====== RECORDS FOR THE TASK

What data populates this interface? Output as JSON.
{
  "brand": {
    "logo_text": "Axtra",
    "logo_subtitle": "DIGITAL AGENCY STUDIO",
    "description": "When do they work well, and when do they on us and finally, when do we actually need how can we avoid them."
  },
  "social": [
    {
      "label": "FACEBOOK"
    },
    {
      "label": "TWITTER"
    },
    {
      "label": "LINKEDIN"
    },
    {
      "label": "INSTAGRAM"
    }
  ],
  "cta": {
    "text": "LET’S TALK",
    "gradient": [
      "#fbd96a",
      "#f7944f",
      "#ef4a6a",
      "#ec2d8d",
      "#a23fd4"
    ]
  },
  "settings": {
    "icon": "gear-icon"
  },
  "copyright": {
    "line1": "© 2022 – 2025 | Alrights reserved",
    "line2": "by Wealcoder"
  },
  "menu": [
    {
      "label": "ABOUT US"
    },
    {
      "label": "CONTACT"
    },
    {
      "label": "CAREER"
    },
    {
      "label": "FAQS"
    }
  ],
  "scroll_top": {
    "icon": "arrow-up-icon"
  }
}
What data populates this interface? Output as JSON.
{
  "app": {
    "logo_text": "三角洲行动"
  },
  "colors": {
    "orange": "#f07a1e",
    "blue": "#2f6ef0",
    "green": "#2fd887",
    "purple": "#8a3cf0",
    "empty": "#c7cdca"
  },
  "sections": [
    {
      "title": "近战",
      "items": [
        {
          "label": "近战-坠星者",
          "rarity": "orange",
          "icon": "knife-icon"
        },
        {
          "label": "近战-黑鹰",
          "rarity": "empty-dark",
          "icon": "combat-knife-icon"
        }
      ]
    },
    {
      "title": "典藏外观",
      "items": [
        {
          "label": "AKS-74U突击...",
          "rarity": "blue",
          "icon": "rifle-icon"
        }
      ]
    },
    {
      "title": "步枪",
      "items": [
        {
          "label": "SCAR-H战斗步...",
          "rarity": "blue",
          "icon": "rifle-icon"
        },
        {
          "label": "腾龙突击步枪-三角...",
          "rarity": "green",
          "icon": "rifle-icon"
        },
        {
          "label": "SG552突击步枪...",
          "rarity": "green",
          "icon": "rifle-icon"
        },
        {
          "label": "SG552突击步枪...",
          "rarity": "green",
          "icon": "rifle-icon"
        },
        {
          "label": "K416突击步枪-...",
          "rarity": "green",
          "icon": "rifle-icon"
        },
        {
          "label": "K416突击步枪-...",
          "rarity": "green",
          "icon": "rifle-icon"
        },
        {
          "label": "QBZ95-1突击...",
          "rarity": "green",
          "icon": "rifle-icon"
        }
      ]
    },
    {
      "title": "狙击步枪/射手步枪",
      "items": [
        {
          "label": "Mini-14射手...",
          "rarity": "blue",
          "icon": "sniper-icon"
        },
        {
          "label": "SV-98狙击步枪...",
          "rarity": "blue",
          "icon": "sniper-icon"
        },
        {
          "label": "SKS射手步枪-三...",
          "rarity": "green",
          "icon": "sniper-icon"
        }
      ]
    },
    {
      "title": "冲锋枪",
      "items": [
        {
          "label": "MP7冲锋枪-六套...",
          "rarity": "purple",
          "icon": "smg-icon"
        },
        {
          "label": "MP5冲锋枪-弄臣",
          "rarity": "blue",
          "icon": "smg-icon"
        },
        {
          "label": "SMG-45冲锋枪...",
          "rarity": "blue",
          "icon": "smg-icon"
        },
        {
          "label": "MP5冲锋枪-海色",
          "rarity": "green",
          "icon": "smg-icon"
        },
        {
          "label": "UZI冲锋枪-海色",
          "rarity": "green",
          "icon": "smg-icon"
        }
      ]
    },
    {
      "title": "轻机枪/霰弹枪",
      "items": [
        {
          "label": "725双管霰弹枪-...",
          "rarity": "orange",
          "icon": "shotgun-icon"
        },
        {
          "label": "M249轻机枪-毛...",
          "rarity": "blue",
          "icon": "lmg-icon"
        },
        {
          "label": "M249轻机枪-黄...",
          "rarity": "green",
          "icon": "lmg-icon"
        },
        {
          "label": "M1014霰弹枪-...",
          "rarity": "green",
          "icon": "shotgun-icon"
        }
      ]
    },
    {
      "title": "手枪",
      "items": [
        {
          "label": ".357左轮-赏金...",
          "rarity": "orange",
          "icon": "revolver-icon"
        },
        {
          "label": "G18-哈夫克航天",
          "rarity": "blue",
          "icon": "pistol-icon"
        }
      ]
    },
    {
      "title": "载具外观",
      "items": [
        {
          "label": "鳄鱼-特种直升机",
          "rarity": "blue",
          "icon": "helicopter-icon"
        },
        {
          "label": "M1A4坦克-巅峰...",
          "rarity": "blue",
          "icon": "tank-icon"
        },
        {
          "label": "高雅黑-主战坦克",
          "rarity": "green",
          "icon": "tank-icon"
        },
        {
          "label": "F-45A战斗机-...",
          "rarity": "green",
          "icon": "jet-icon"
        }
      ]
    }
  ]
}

============

§ GIVEN REQUEST
Transcribe all of the entries without altering anything.

§ SOLUTION FOR THIS TASK
What data populates this interface? Output as JSON.
{
  "brand": {
    "logo_text": "Axtra",
    "logo_subtitle": "DIGITAL AGENCY STUDIO",
    "description": "When do they work well, and when do they on us and finally, when do we actually need how can we avoid them."
  },
  "social": [
    {
      "label": "FACEBOOK"
    },
    {
      "label": "TWITTER"
    },
    {
      "label": "LINKEDIN"
    },
    {
      "label": "INSTAGRAM"
    }
  ],
  "cta": {
    "text": "LET’S TALK",
    "gradient": [
      "#fbd96a",
      "#f7944f",
      "#ef4a6a",
      "#ec2d8d",
      "#a23fd4"
    ]
  },
  "settings": {
    "icon": "gear-icon"
  },
  "copyright": {
    "line1": "© 2022 – 2025 | Alrights reserved",
    "line2": "by Wealcoder"
  },
  "menu": [
    {
      "label": "ABOUT US"
    },
    {
      "label": "CONTACT"
    },
    {
      "label": "CAREER"
    },
    {
      "label": "FAQS"
    }
  ],
  "scroll_top": {
    "icon": "arrow-up-icon"
  }
}
What data populates this interface? Output as JSON.
{
  "app": {
    "logo_text": "三角洲行动"
  },
  "colors": {
    "orange": "#f07a1e",
    "blue": "#2f6ef0",
    "green": "#2fd887",
    "purple": "#8a3cf0",
    "empty": "#c7cdca"
  },
  "sections": [
    {
      "title": "近战",
      "items": [
        {
          "label": "近战-坠星者",
          "rarity": "orange",
          "icon": "knife-icon"
        },
        {
          "label": "近战-黑鹰",
          "rarity": "empty-dark",
          "icon": "combat-knife-icon"
        }
      ]
    },
    {
      "title": "典藏外观",
      "items": [
        {
          "label": "AKS-74U突击...",
          "rarity": "blue",
          "icon": "rifle-icon"
        }
      ]
    },
    {
      "title": "步枪",
      "items": [
        {
          "label": "SCAR-H战斗步...",
          "rarity": "blue",
          "icon": "rifle-icon"
        },
        {
          "label": "腾龙突击步枪-三角...",
          "rarity": "green",
          "icon": "rifle-icon"
        },
        {
          "label": "SG552突击步枪...",
          "rarity": "green",
          "icon": "rifle-icon"
        },
        {
          "label": "SG552突击步枪...",
          "rarity": "green",
          "icon": "rifle-icon"
        },
        {
          "label": "K416突击步枪-...",
          "rarity": "green",
          "icon": "rifle-icon"
        },
        {
          "label": "K416突击步枪-...",
          "rarity": "green",
          "icon": "rifle-icon"
        },
        {
          "label": "QBZ95-1突击...",
          "rarity": "green",
          "icon": "rifle-icon"
        }
      ]
    },
    {
      "title": "狙击步枪/射手步枪",
      "items": [
        {
          "label": "Mini-14射手...",
          "rarity": "blue",
          "icon": "sniper-icon"
        },
        {
          "label": "SV-98狙击步枪...",
          "rarity": "blue",
          "icon": "sniper-icon"
        },
        {
          "label": "SKS射手步枪-三...",
          "rarity": "green",
          "icon": "sniper-icon"
        }
      ]
    },
    {
      "title": "冲锋枪",
      "items": [
        {
          "label": "MP7冲锋枪-六套...",
          "rarity": "purple",
          "icon": "smg-icon"
        },
        {
          "label": "MP5冲锋枪-弄臣",
          "rarity": "blue",
          "icon": "smg-icon"
        },
        {
          "label": "SMG-45冲锋枪...",
          "rarity": "blue",
          "icon": "smg-icon"
        },
        {
          "label": "MP5冲锋枪-海色",
          "rarity": "green",
          "icon": "smg-icon"
        },
        {
          "label": "UZI冲锋枪-海色",
          "rarity": "green",
          "icon": "smg-icon"
        }
      ]
    },
    {
      "title": "轻机枪/霰弹枪",
      "items": [
        {
          "label": "725双管霰弹枪-...",
          "rarity": "orange",
          "icon": "shotgun-icon"
        },
        {
          "label": "M249轻机枪-毛...",
          "rarity": "blue",
          "icon": "lmg-icon"
        },
        {
          "label": "M249轻机枪-黄...",
          "rarity": "green",
          "icon": "lmg-icon"
        },
        {
          "label": "M1014霰弹枪-...",
          "rarity": "green",
          "icon": "shotgun-icon"
        }
      ]
    },
    {
      "title": "手枪",
      "items": [
        {
          "label": ".357左轮-赏金...",
          "rarity": "orange",
          "icon": "revolver-icon"
        },
        {
          "label": "G18-哈夫克航天",
          "rarity": "blue",
          "icon": "pistol-icon"
        }
      ]
    },
    {
      "title": "载具外观",
      "items": [
        {
          "label": "鳄鱼-特种直升机",
          "rarity": "blue",
          "icon": "helicopter-icon"
        },
        {
          "label": "M1A4坦克-巅峰...",
          "rarity": "blue",
          "icon": "tank-icon"
        },
        {
          "label": "高雅黑-主战坦克",
          "rarity": "green",
          "icon": "tank-icon"
        },
        {
          "label": "F-45A战斗机-...",
          "rarity": "green",
          "icon": "jet-icon"
        }
      ]
    }
  ]
}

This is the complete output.